**Provided records**

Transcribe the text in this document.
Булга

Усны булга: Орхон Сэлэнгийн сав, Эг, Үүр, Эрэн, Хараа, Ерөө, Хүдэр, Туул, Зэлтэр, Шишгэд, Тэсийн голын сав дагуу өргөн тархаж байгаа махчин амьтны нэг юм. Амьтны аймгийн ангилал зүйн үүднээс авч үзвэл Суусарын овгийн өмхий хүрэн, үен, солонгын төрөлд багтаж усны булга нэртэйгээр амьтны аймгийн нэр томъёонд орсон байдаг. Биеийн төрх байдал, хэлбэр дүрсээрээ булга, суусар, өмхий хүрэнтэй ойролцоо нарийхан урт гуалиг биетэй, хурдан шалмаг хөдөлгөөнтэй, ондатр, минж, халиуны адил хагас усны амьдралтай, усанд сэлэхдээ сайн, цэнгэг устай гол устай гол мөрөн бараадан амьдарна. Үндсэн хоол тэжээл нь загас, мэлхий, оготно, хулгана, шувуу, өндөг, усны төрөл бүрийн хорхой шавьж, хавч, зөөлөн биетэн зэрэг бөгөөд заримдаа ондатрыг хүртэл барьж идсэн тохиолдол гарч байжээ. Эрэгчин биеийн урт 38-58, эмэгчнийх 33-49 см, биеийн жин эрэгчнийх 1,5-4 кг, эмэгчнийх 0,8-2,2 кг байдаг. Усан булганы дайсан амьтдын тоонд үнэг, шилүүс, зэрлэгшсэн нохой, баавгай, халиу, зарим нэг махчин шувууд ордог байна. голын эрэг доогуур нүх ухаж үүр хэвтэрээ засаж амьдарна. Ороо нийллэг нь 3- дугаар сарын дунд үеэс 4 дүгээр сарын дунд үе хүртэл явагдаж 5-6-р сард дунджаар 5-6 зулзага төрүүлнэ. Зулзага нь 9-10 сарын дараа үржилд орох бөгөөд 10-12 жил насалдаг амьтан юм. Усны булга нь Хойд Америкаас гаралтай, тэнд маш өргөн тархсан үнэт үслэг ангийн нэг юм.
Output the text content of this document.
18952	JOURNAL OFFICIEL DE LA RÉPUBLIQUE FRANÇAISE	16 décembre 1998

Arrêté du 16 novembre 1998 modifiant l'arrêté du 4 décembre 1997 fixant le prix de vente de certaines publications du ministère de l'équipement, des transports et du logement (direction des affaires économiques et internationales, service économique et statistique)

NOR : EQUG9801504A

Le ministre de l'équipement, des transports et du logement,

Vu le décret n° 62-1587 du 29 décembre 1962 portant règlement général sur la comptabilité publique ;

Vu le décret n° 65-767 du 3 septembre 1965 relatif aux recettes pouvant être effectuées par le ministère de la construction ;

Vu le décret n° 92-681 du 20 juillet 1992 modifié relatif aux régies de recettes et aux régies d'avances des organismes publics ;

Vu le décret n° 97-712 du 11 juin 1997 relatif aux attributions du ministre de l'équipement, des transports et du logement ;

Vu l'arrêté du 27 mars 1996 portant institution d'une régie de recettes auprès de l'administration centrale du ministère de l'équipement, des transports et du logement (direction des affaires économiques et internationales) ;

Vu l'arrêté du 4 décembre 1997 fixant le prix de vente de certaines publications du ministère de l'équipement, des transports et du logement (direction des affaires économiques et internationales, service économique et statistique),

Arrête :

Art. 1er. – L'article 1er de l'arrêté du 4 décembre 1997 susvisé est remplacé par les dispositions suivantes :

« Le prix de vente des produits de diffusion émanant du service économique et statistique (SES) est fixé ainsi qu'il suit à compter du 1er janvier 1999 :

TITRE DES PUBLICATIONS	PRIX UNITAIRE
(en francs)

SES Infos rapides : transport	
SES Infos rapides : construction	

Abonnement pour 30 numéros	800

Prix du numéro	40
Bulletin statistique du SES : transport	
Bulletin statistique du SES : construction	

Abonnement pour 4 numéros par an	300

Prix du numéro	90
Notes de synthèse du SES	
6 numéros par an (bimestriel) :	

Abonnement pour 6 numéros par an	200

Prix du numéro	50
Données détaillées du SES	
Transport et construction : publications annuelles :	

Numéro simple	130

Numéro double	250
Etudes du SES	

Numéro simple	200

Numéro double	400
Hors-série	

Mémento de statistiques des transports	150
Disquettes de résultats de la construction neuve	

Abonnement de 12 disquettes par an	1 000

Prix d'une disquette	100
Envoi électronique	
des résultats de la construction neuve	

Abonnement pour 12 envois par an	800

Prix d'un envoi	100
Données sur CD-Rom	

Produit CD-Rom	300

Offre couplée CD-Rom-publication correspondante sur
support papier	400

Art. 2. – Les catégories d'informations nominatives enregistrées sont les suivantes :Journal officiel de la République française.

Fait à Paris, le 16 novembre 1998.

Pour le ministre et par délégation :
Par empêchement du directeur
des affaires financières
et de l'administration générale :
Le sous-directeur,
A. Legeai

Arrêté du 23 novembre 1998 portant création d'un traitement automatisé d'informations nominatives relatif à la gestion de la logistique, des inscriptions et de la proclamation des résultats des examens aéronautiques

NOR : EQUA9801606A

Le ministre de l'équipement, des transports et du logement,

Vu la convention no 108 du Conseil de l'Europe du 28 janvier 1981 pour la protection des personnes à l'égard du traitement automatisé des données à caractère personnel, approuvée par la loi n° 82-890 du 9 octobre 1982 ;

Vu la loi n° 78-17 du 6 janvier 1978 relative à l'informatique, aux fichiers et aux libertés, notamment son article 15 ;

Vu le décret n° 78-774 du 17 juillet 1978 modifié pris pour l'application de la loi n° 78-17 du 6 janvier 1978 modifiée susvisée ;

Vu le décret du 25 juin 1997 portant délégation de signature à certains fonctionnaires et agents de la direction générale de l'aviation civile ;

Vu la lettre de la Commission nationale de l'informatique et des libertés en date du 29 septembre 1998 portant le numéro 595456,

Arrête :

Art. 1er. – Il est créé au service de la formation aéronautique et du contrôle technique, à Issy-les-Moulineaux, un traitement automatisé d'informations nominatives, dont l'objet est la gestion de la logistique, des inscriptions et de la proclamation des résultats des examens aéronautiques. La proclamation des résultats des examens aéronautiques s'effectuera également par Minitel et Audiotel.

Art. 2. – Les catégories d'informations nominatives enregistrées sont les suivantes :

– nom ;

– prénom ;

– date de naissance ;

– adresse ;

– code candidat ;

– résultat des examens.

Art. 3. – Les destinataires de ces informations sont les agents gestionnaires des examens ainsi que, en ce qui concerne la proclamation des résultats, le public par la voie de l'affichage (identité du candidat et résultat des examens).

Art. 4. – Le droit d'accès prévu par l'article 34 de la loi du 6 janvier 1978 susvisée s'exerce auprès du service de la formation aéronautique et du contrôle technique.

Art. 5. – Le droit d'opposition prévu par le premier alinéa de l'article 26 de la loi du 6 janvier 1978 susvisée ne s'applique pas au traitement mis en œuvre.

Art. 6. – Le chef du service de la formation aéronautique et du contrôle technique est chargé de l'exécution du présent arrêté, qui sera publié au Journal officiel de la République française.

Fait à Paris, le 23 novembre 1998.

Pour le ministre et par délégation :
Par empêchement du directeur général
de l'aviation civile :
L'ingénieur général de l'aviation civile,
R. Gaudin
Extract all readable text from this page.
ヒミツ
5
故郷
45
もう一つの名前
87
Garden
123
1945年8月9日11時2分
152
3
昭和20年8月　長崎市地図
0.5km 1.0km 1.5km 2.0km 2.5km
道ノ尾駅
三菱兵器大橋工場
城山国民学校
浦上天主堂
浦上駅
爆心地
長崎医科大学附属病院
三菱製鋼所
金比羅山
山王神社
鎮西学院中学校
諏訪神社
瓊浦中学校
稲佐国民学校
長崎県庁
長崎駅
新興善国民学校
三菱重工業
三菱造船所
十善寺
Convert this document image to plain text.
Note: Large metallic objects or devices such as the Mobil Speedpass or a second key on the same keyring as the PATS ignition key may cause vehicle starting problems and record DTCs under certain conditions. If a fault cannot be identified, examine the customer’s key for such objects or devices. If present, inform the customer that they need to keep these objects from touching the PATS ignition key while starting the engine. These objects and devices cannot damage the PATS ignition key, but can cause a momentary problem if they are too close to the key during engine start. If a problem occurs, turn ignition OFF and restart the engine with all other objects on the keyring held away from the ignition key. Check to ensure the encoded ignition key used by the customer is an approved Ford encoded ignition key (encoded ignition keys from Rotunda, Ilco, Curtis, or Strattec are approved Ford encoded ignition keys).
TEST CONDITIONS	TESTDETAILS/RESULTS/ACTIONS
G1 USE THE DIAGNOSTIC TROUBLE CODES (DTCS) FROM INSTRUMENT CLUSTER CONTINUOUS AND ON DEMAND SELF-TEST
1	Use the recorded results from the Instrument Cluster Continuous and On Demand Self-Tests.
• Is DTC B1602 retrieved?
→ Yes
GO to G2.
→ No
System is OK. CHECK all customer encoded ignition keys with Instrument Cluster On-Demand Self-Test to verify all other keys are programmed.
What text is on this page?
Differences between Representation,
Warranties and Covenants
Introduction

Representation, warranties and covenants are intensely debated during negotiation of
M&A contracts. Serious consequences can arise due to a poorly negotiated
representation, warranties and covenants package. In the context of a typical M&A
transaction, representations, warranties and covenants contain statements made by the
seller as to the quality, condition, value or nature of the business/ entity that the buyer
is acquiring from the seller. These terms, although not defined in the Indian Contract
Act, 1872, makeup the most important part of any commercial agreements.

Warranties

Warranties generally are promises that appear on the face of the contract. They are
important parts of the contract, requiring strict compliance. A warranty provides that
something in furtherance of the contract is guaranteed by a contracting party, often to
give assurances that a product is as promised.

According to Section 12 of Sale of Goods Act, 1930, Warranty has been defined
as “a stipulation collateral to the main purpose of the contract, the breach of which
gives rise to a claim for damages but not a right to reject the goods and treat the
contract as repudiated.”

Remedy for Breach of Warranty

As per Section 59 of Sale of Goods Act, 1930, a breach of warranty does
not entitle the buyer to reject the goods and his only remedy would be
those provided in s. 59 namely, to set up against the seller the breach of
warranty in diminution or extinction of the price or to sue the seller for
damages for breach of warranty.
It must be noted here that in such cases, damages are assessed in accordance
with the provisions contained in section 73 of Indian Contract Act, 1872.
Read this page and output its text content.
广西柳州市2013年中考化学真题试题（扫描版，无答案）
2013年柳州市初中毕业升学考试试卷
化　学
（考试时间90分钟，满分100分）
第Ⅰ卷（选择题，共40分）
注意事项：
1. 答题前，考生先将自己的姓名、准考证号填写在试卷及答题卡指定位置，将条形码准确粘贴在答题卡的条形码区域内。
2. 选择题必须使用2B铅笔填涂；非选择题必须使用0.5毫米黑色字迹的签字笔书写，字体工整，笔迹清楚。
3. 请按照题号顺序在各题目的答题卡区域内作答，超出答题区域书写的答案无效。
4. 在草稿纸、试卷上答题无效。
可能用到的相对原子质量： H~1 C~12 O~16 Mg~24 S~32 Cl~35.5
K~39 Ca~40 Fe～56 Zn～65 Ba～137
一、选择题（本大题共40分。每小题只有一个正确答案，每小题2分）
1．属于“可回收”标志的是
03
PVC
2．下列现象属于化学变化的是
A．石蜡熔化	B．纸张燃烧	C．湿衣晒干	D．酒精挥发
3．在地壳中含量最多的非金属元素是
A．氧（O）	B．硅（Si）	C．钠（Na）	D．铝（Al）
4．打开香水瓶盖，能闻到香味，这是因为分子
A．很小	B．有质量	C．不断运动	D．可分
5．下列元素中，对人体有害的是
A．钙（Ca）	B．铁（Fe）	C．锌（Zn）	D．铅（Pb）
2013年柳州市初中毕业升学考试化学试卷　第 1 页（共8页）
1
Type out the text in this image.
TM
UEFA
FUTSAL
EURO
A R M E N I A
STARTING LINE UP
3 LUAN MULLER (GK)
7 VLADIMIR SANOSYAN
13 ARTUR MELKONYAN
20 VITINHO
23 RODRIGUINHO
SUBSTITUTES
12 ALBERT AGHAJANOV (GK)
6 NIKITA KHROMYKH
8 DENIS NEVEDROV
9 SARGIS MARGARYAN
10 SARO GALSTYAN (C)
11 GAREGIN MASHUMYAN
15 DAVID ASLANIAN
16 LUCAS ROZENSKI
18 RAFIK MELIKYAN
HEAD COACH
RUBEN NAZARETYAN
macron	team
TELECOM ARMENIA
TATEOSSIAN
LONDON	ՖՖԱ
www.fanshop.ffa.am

**What the exercise asks**
From the listing, copy each line containing the word "susvisée".

**Response**
Vu le décret n° 78-774 du 17 juillet 1978 modifié pris pour l'application de la loi n° 78-17 du 6 janvier 1978 modifiée susvisée ;
Art. 4. – Le droit d'accès prévu par l'article 34 de la loi du 6 janvier 1978 susvisée s'exerce auprès du service de la formation aéronautique et du contrôle technique.
Art. 5. – Le droit d'opposition prévu par le premier alinéa de l'article 26 de la loi du 6 janvier 1978 susvisée ne s'applique pas au traitement mis en œuvre.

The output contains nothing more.